Material supplied —

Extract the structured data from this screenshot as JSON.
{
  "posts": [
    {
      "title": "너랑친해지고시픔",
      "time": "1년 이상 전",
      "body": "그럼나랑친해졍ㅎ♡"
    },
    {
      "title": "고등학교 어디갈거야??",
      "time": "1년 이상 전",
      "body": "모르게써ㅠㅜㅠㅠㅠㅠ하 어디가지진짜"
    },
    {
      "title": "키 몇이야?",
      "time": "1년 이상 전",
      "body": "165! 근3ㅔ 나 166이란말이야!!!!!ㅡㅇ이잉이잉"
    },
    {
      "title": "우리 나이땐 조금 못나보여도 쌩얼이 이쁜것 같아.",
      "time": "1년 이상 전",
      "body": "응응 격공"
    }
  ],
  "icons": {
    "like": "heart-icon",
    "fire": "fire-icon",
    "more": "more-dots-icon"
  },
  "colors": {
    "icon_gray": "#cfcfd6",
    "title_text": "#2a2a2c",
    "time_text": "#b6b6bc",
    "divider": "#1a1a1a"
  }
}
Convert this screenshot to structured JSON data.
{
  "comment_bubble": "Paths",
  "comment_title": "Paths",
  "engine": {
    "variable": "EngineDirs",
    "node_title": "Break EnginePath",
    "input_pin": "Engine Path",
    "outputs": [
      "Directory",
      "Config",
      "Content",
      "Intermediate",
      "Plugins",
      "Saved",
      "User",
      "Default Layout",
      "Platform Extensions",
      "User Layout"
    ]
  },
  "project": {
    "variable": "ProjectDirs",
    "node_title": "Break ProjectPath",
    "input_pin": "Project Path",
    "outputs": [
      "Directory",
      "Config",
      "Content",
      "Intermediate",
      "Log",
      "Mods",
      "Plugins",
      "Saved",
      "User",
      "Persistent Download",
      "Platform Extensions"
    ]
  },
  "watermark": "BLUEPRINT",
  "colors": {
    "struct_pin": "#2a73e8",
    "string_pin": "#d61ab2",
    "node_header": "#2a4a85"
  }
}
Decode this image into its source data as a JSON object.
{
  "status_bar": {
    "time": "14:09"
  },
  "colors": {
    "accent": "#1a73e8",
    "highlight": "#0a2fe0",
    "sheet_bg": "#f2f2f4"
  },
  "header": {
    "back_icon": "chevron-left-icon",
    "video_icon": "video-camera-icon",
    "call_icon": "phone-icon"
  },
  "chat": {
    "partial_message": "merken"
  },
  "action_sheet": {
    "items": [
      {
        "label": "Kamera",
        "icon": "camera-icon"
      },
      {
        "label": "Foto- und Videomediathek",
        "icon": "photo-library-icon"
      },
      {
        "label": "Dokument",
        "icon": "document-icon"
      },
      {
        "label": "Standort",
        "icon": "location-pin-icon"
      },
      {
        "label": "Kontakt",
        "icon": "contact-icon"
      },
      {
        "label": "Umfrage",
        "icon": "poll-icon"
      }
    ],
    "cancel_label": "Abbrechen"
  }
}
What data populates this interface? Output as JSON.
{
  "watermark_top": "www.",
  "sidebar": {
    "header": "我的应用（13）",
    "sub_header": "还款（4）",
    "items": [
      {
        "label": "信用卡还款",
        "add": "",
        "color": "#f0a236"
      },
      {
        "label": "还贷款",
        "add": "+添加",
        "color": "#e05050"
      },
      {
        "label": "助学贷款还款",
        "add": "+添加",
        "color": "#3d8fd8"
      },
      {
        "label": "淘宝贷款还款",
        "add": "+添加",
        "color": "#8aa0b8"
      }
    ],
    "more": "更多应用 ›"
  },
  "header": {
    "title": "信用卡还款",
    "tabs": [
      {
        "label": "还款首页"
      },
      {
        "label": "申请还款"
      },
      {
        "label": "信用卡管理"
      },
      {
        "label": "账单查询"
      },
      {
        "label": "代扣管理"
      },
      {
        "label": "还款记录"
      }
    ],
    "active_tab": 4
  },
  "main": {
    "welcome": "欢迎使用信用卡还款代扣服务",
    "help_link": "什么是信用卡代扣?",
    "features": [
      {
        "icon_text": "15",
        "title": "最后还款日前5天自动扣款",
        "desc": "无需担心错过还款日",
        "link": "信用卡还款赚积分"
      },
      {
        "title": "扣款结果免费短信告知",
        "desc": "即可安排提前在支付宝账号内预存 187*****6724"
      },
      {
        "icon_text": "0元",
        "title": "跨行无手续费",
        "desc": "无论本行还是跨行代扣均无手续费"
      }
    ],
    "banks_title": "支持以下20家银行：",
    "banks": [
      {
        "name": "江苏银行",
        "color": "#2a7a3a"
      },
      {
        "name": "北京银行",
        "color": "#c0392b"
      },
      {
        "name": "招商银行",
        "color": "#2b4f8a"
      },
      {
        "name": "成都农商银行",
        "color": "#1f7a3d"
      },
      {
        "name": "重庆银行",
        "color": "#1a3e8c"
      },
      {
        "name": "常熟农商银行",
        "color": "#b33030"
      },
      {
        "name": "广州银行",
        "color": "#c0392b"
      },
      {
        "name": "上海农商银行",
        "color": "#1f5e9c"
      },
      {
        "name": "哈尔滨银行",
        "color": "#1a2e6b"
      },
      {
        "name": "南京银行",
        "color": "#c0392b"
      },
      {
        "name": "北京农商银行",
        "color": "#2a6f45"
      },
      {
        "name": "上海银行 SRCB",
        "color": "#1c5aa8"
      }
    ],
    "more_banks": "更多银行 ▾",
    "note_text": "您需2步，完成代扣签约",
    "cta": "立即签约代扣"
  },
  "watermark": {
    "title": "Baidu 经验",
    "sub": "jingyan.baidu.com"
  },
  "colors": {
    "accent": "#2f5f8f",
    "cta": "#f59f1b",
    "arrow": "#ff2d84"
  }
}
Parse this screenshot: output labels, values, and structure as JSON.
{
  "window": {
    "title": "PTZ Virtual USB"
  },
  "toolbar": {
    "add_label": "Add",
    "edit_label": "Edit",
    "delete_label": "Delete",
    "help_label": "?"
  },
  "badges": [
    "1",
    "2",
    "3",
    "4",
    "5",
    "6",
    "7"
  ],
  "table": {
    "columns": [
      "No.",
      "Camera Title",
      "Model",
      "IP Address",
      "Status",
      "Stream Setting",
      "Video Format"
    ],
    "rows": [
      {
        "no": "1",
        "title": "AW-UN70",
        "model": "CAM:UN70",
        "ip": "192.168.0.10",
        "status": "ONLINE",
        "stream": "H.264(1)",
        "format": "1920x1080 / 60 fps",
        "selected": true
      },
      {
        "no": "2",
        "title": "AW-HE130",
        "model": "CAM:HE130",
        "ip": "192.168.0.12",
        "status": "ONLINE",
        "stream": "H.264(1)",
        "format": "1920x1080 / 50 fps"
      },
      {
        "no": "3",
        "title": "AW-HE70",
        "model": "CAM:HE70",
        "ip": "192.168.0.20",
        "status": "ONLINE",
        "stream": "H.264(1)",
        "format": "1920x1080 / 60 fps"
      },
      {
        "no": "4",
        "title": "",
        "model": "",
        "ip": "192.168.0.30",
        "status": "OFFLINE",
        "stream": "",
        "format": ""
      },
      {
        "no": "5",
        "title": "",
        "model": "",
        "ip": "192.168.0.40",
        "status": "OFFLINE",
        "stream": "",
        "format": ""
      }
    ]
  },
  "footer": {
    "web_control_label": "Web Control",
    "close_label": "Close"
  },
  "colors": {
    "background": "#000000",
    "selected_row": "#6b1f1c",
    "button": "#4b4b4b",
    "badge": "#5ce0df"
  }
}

Aim — Reproduce all the data word for word.

Expected answer —
Extract the structured data from this screenshot as JSON.
{
  "posts": [
    {
      "title": "너랑친해지고시픔",
      "time": "1년 이상 전",
      "body": "그럼나랑친해졍ㅎ♡"
    },
    {
      "title": "고등학교 어디갈거야??",
      "time": "1년 이상 전",
      "body": "모르게써ㅠㅜㅠㅠㅠㅠ하 어디가지진짜"
    },
    {
      "title": "키 몇이야?",
      "time": "1년 이상 전",
      "body": "165! 근3ㅔ 나 166이란말이야!!!!!ㅡㅇ이잉이잉"
    },
    {
      "title": "우리 나이땐 조금 못나보여도 쌩얼이 이쁜것 같아.",
      "time": "1년 이상 전",
      "body": "응응 격공"
    }
  ],
  "icons": {
    "like": "heart-icon",
    "fire": "fire-icon",
    "more": "more-dots-icon"
  },
  "colors": {
    "icon_gray": "#cfcfd6",
    "title_text": "#2a2a2c",
    "time_text": "#b6b6bc",
    "divider": "#1a1a1a"
  }
}
Convert this screenshot to structured JSON data.
{
  "comment_bubble": "Paths",
  "comment_title": "Paths",
  "engine": {
    "variable": "EngineDirs",
    "node_title": "Break EnginePath",
    "input_pin": "Engine Path",
    "outputs": [
      "Directory",
      "Config",
      "Content",
      "Intermediate",
      "Plugins",
      "Saved",
      "User",
      "Default Layout",
      "Platform Extensions",
      "User Layout"
    ]
  },
  "project": {
    "variable": "ProjectDirs",
    "node_title": "Break ProjectPath",
    "input_pin": "Project Path",
    "outputs": [
      "Directory",
      "Config",
      "Content",
      "Intermediate",
      "Log",
      "Mods",
      "Plugins",
      "Saved",
      "User",
      "Persistent Download",
      "Platform Extensions"
    ]
  },
  "watermark": "BLUEPRINT",
  "colors": {
    "struct_pin": "#2a73e8",
    "string_pin": "#d61ab2",
    "node_header": "#2a4a85"
  }
}
Decode this image into its source data as a JSON object.
{
  "status_bar": {
    "time": "14:09"
  },
  "colors": {
    "accent": "#1a73e8",
    "highlight": "#0a2fe0",
    "sheet_bg": "#f2f2f4"
  },
  "header": {
    "back_icon": "chevron-left-icon",
    "video_icon": "video-camera-icon",
    "call_icon": "phone-icon"
  },
  "chat": {
    "partial_message": "merken"
  },
  "action_sheet": {
    "items": [
      {
        "label": "Kamera",
        "icon": "camera-icon"
      },
      {
        "label": "Foto- und Videomediathek",
        "icon": "photo-library-icon"
      },
      {
        "label": "Dokument",
        "icon": "document-icon"
      },
      {
        "label": "Standort",
        "icon": "location-pin-icon"
      },
      {
        "label": "Kontakt",
        "icon": "contact-icon"
      },
      {
        "label": "Umfrage",
        "icon": "poll-icon"
      }
    ],
    "cancel_label": "Abbrechen"
  }
}
What data populates this interface? Output as JSON.
{
  "watermark_top": "www.",
  "sidebar": {
    "header": "我的应用（13）",
    "sub_header": "还款（4）",
    "items": [
      {
        "label": "信用卡还款",
        "add": "",
        "color": "#f0a236"
      },
      {
        "label": "还贷款",
        "add": "+添加",
        "color": "#e05050"
      },
      {
        "label": "助学贷款还款",
        "add": "+添加",
        "color": "#3d8fd8"
      },
      {
        "label": "淘宝贷款还款",
        "add": "+添加",
        "color": "#8aa0b8"
      }
    ],
    "more": "更多应用 ›"
  },
  "header": {
    "title": "信用卡还款",
    "tabs": [
      {
        "label": "还款首页"
      },
      {
        "label": "申请还款"
      },
      {
        "label": "信用卡管理"
      },
      {
        "label": "账单查询"
      },
      {
        "label": "代扣管理"
      },
      {
        "label": "还款记录"
      }
    ],
    "active_tab": 4
  },
  "main": {
    "welcome": "欢迎使用信用卡还款代扣服务",
    "help_link": "什么是信用卡代扣?",
    "features": [
      {
        "icon_text": "15",
        "title": "最后还款日前5天自动扣款",
        "desc": "无需担心错过还款日",
        "link": "信用卡还款赚积分"
      },
      {
        "title": "扣款结果免费短信告知",
        "desc": "即可安排提前在支付宝账号内预存 187*****6724"
      },
      {
        "icon_text": "0元",
        "title": "跨行无手续费",
        "desc": "无论本行还是跨行代扣均无手续费"
      }
    ],
    "banks_title": "支持以下20家银行：",
    "banks": [
      {
        "name": "江苏银行",
        "color": "#2a7a3a"
      },
      {
        "name": "北京银行",
        "color": "#c0392b"
      },
      {
        "name": "招商银行",
        "color": "#2b4f8a"
      },
      {
        "name": "成都农商银行",
        "color": "#1f7a3d"
      },
      {
        "name": "重庆银行",
        "color": "#1a3e8c"
      },
      {
        "name": "常熟农商银行",
        "color": "#b33030"
      },
      {
        "name": "广州银行",
        "color": "#c0392b"
      },
      {
        "name": "上海农商银行",
        "color": "#1f5e9c"
      },
      {
        "name": "哈尔滨银行",
        "color": "#1a2e6b"
      },
      {
        "name": "南京银行",
        "color": "#c0392b"
      },
      {
        "name": "北京农商银行",
        "color": "#2a6f45"
      },
      {
        "name": "上海银行 SRCB",
        "color": "#1c5aa8"
      }
    ],
    "more_banks": "更多银行 ▾",
    "note_text": "您需2步，完成代扣签约",
    "cta": "立即签约代扣"
  },
  "watermark": {
    "title": "Baidu 经验",
    "sub": "jingyan.baidu.com"
  },
  "colors": {
    "accent": "#2f5f8f",
    "cta": "#f59f1b",
    "arrow": "#ff2d84"
  }
}
Parse this screenshot: output labels, values, and structure as JSON.
{
  "window": {
    "title": "PTZ Virtual USB"
  },
  "toolbar": {
    "add_label": "Add",
    "edit_label": "Edit",
    "delete_label": "Delete",
    "help_label": "?"
  },
  "badges": [
    "1",
    "2",
    "3",
    "4",
    "5",
    "6",
    "7"
  ],
  "table": {
    "columns": [
      "No.",
      "Camera Title",
      "Model",
      "IP Address",
      "Status",
      "Stream Setting",
      "Video Format"
    ],
    "rows": [
      {
        "no": "1",
        "title": "AW-UN70",
        "model": "CAM:UN70",
        "ip": "192.168.0.10",
        "status": "ONLINE",
        "stream": "H.264(1)",
        "format": "1920x1080 / 60 fps",
        "selected": true
      },
      {
        "no": "2",
        "title": "AW-HE130",
        "model": "CAM:HE130",
        "ip": "192.168.0.12",
        "status": "ONLINE",
        "stream": "H.264(1)",
        "format": "1920x1080 / 50 fps"
      },
      {
        "no": "3",
        "title": "AW-HE70",
        "model": "CAM:HE70",
        "ip": "192.168.0.20",
        "status": "ONLINE",
        "stream": "H.264(1)",
        "format": "1920x1080 / 60 fps"
      },
      {
        "no": "4",
        "title": "",
        "model": "",
        "ip": "192.168.0.30",
        "status": "OFFLINE",
        "stream": "",
        "format": ""
      },
      {
        "no": "5",
        "title": "",
        "model": "",
        "ip": "192.168.0.40",
        "status": "OFFLINE",
        "stream": "",
        "format": ""
      }
    ]
  },
  "footer": {
    "web_control_label": "Web Control",
    "close_label": "Close"
  },
  "colors": {
    "background": "#000000",
    "selected_row": "#6b1f1c",
    "button": "#4b4b4b",
    "badge": "#5ce0df"
  }
}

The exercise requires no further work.